[Stored items]
+ + + + + + +

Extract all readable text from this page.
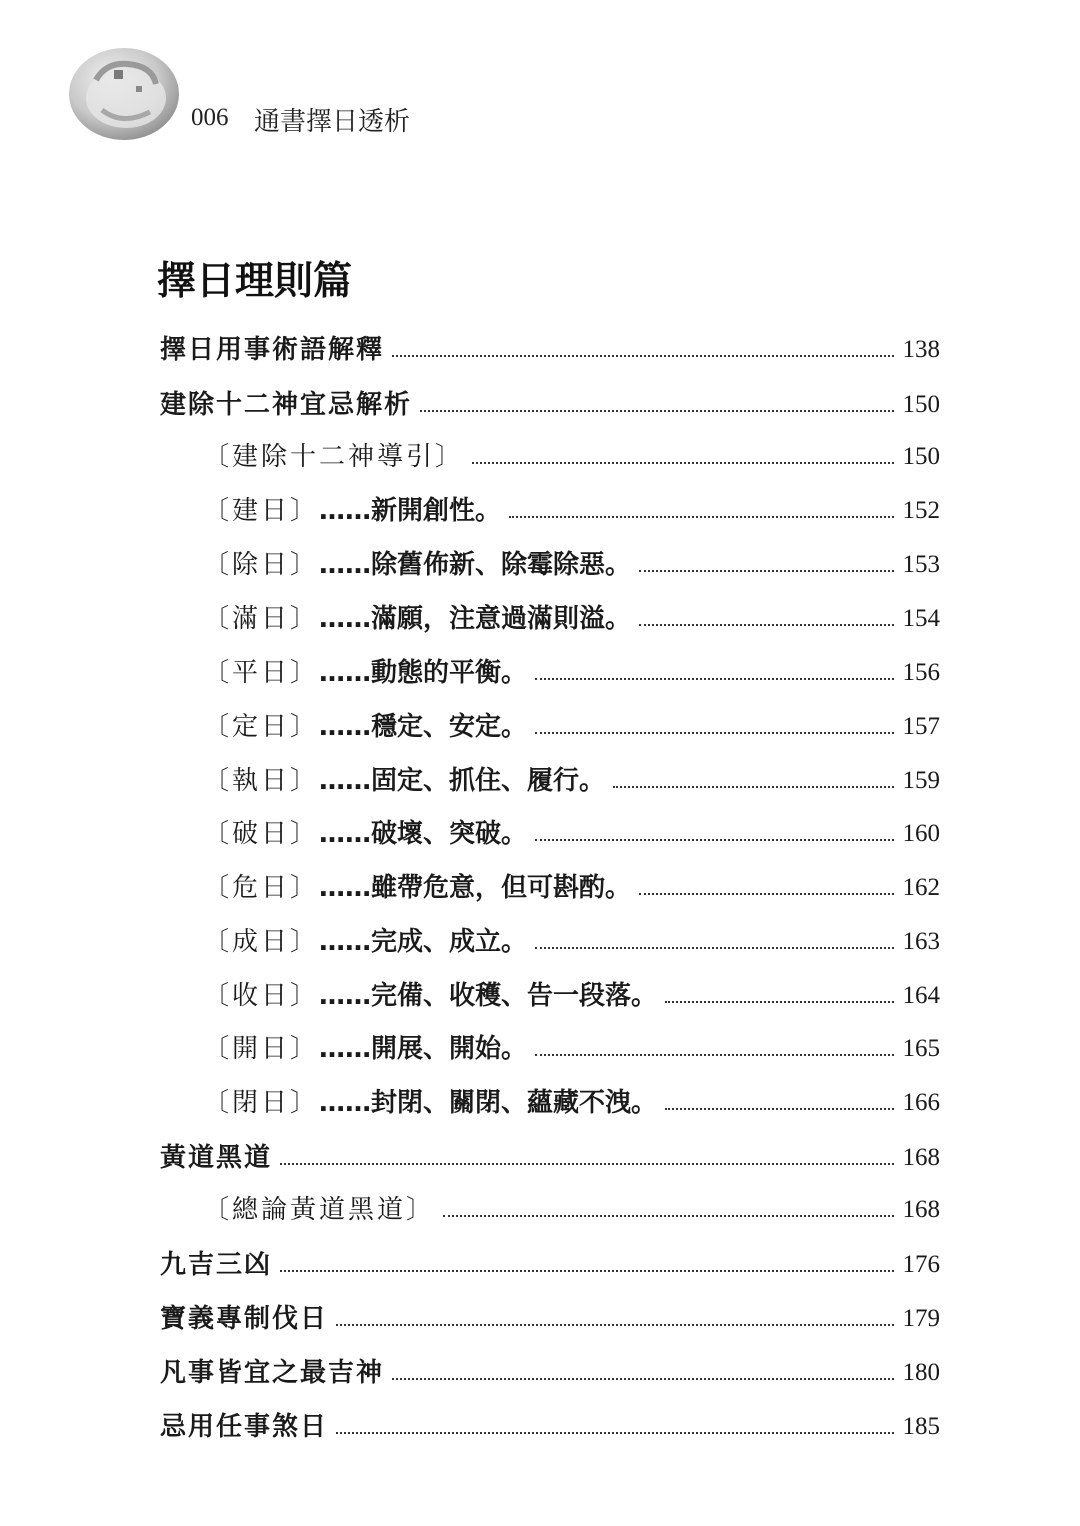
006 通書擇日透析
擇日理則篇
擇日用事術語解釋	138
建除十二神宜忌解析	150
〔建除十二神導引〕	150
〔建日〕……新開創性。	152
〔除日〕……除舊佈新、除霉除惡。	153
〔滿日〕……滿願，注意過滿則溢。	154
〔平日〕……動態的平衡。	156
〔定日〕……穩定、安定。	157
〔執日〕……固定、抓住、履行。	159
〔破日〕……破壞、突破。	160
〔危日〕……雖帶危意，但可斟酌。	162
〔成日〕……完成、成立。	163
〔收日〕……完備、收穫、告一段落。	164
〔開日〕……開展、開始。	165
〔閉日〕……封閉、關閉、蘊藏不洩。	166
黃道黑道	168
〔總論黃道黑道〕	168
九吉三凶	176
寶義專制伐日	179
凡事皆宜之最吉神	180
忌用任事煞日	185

+ + + + + + +

◆ Required task:
A faithful copy of the records above is needed, with the pictures left out.

◆ The output:
Extract all readable text from this page.
006 通書擇日透析
擇日理則篇
擇日用事術語解釋	138
建除十二神宜忌解析	150
〔建除十二神導引〕	150
〔建日〕……新開創性。	152
〔除日〕……除舊佈新、除霉除惡。	153
〔滿日〕……滿願，注意過滿則溢。	154
〔平日〕……動態的平衡。	156
〔定日〕……穩定、安定。	157
〔執日〕……固定、抓住、履行。	159
〔破日〕……破壞、突破。	160
〔危日〕……雖帶危意，但可斟酌。	162
〔成日〕……完成、成立。	163
〔收日〕……完備、收穫、告一段落。	164
〔開日〕……開展、開始。	165
〔閉日〕……封閉、關閉、蘊藏不洩。	166
黃道黑道	168
〔總論黃道黑道〕	168
九吉三凶	176
寶義專制伐日	179
凡事皆宜之最吉神	180
忌用任事煞日	185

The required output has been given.